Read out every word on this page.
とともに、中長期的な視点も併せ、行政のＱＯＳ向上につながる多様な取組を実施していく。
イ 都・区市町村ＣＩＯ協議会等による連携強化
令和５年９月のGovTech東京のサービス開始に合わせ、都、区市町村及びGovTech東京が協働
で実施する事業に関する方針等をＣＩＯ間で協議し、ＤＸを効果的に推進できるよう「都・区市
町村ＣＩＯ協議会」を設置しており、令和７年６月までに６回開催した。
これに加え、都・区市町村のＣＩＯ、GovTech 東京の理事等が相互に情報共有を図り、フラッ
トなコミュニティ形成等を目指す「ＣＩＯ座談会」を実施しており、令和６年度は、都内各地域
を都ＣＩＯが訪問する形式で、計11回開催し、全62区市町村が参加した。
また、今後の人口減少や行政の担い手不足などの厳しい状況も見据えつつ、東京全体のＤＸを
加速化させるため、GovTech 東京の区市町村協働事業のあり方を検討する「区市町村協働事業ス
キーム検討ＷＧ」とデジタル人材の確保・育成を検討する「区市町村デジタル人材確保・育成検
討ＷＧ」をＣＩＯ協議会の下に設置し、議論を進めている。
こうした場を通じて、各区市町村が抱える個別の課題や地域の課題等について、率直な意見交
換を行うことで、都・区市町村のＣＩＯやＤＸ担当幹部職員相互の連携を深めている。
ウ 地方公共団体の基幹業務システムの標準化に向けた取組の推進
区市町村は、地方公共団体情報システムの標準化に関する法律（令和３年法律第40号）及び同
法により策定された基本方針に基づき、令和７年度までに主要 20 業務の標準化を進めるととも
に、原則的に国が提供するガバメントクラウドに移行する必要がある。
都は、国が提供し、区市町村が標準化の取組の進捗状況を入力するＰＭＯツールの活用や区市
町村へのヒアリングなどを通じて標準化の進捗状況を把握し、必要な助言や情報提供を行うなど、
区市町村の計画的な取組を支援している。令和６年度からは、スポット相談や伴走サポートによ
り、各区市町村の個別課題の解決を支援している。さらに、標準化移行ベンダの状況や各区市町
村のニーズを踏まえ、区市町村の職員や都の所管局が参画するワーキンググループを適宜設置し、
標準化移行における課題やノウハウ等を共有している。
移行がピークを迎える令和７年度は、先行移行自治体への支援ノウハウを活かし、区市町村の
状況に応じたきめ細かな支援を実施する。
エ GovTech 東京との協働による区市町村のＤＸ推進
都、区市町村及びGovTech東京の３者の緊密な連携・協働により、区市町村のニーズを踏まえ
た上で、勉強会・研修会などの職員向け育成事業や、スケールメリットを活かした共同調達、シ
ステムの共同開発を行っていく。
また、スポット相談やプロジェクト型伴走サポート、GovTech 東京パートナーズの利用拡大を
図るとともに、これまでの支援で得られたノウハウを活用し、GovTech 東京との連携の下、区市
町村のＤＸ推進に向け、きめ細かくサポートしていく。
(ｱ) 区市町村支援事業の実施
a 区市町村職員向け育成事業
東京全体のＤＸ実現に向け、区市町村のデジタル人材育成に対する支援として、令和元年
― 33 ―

========================================================================

Please reproduce every line of the material word for word.

Read out every word on this page.
とともに、中長期的な視点も併せ、行政のＱＯＳ向上につながる多様な取組を実施していく。
イ 都・区市町村ＣＩＯ協議会等による連携強化
令和５年９月のGovTech東京のサービス開始に合わせ、都、区市町村及びGovTech東京が協働
で実施する事業に関する方針等をＣＩＯ間で協議し、ＤＸを効果的に推進できるよう「都・区市
町村ＣＩＯ協議会」を設置しており、令和７年６月までに６回開催した。
これに加え、都・区市町村のＣＩＯ、GovTech 東京の理事等が相互に情報共有を図り、フラッ
トなコミュニティ形成等を目指す「ＣＩＯ座談会」を実施しており、令和６年度は、都内各地域
を都ＣＩＯが訪問する形式で、計11回開催し、全62区市町村が参加した。
また、今後の人口減少や行政の担い手不足などの厳しい状況も見据えつつ、東京全体のＤＸを
加速化させるため、GovTech 東京の区市町村協働事業のあり方を検討する「区市町村協働事業ス
キーム検討ＷＧ」とデジタル人材の確保・育成を検討する「区市町村デジタル人材確保・育成検
討ＷＧ」をＣＩＯ協議会の下に設置し、議論を進めている。
こうした場を通じて、各区市町村が抱える個別の課題や地域の課題等について、率直な意見交
換を行うことで、都・区市町村のＣＩＯやＤＸ担当幹部職員相互の連携を深めている。
ウ 地方公共団体の基幹業務システムの標準化に向けた取組の推進
区市町村は、地方公共団体情報システムの標準化に関する法律（令和３年法律第40号）及び同
法により策定された基本方針に基づき、令和７年度までに主要 20 業務の標準化を進めるととも
に、原則的に国が提供するガバメントクラウドに移行する必要がある。
都は、国が提供し、区市町村が標準化の取組の進捗状況を入力するＰＭＯツールの活用や区市
町村へのヒアリングなどを通じて標準化の進捗状況を把握し、必要な助言や情報提供を行うなど、
区市町村の計画的な取組を支援している。令和６年度からは、スポット相談や伴走サポートによ
り、各区市町村の個別課題の解決を支援している。さらに、標準化移行ベンダの状況や各区市町
村のニーズを踏まえ、区市町村の職員や都の所管局が参画するワーキンググループを適宜設置し、
標準化移行における課題やノウハウ等を共有している。
移行がピークを迎える令和７年度は、先行移行自治体への支援ノウハウを活かし、区市町村の
状況に応じたきめ細かな支援を実施する。
エ GovTech 東京との協働による区市町村のＤＸ推進
都、区市町村及びGovTech東京の３者の緊密な連携・協働により、区市町村のニーズを踏まえ
た上で、勉強会・研修会などの職員向け育成事業や、スケールメリットを活かした共同調達、シ
ステムの共同開発を行っていく。
また、スポット相談やプロジェクト型伴走サポート、GovTech 東京パートナーズの利用拡大を
図るとともに、これまでの支援で得られたノウハウを活用し、GovTech 東京との連携の下、区市
町村のＤＸ推進に向け、きめ細かくサポートしていく。
(ｱ) 区市町村支援事業の実施
a 区市町村職員向け育成事業
東京全体のＤＸ実現に向け、区市町村のデジタル人材育成に対する支援として、令和元年
― 33 ―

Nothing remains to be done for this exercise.